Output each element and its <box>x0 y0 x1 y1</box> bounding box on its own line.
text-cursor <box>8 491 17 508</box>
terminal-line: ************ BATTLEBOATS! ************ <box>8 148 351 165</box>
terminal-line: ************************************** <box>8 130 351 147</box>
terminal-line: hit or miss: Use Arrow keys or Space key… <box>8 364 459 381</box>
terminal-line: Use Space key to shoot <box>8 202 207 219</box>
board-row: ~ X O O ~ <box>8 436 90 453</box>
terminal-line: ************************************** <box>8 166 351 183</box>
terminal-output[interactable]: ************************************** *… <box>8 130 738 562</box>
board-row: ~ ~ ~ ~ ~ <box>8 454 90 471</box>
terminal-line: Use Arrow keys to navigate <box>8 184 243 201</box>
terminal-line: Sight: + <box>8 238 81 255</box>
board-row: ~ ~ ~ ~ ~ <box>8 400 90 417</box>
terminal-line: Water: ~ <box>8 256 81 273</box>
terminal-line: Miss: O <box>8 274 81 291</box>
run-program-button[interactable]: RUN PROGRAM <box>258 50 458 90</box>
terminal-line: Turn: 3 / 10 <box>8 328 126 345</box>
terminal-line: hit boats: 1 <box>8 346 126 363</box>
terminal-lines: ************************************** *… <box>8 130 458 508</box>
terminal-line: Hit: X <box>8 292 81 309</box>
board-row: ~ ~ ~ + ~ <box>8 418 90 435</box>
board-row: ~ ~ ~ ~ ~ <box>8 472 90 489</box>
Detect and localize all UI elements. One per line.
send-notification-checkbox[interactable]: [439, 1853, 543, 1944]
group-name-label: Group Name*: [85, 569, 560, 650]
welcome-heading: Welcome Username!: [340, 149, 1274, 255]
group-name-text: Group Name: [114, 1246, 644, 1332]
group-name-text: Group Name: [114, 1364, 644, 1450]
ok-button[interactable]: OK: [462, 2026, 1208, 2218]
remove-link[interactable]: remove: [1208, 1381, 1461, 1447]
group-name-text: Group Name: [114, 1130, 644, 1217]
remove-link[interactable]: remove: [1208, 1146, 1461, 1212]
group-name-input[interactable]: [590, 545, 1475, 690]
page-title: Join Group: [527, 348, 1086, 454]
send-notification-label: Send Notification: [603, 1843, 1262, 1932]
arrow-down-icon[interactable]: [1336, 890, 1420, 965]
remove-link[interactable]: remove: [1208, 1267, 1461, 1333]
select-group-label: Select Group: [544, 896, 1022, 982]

**What is being asked**
Can you render every line of the data above as a Markdown table with two columns, Row and Line, numbering the rows and leaving out any blank lines?

**Written reply**
| Row | Line |
|---|---|
| 1 | Output each element and its <box>x0 y0 x1 y1</box> bounding box on its own line. |
| 2 | text-cursor <box>8 491 17 508</box> |
| 3 | terminal-line: ************ BATTLEBOATS! ************ <box>8 148 351 165</box> |
| 4 | terminal-line: ************************************** <box>8 130 351 147</box> |
| 5 | terminal-line: hit or miss: Use Arrow keys or Space key… <box>8 364 459 381</box> |
| 6 | terminal-line: Use Space key to shoot <box>8 202 207 219</box> |
| 7 | board-row: ~ X O O ~ <box>8 436 90 453</box> |
| 8 | terminal-line: ************************************** <box>8 166 351 183</box> |
| 9 | terminal-output[interactable]: ************************************** *… <box>8 130 738 562</box> |
| 10 | board-row: ~ ~ ~ ~ ~ <box>8 454 90 471</box> |
| 11 | terminal-line: Use Arrow keys to navigate <box>8 184 243 201</box> |
| 12 | terminal-line: Sight: + <box>8 238 81 255</box> |
| 13 | board-row: ~ ~ ~ ~ ~ <box>8 400 90 417</box> |
| 14 | terminal-line: Water: ~ <box>8 256 81 273</box> |
| 15 | terminal-line: Miss: O <box>8 274 81 291</box> |
| 16 | run-program-button[interactable]: RUN PROGRAM <box>258 50 458 90</box> |
| 17 | terminal-line: Turn: 3 / 10 <box>8 328 126 345</box> |
| 18 | terminal-line: hit boats: 1 <box>8 346 126 363</box> |
| 19 | terminal-lines: ************************************** *… <box>8 130 458 508</box> |
| 20 | terminal-line: Hit: X <box>8 292 81 309</box> |
| 21 | board-row: ~ ~ ~ + ~ <box>8 418 90 435</box> |
| 22 | board-row: ~ ~ ~ ~ ~ <box>8 472 90 489</box> |
| 23 | Detect and localize all UI elements. One per line. |
| 24 | send-notification-checkbox[interactable]: [439, 1853, 543, 1944] |
| 25 | group-name-label: Group Name*: [85, 569, 560, 650] |
| 26 | welcome-heading: Welcome Username!: [340, 149, 1274, 255] |
| 27 | group-name-text: Group Name: [114, 1246, 644, 1332] |
| 28 | group-name-text: Group Name: [114, 1364, 644, 1450] |
| 29 | ok-button[interactable]: OK: [462, 2026, 1208, 2218] |
| 30 | remove-link[interactable]: remove: [1208, 1381, 1461, 1447] |
| 31 | group-name-text: Group Name: [114, 1130, 644, 1217] |
| 32 | remove-link[interactable]: remove: [1208, 1146, 1461, 1212] |
| 33 | group-name-input[interactable]: [590, 545, 1475, 690] |
| 34 | page-title: Join Group: [527, 348, 1086, 454] |
| 35 | send-notification-label: Send Notification: [603, 1843, 1262, 1932] |
| 36 | arrow-down-icon[interactable]: [1336, 890, 1420, 965] |
| 37 | remove-link[interactable]: remove: [1208, 1267, 1461, 1333] |
| 38 | select-group-label: Select Group: [544, 896, 1022, 982] |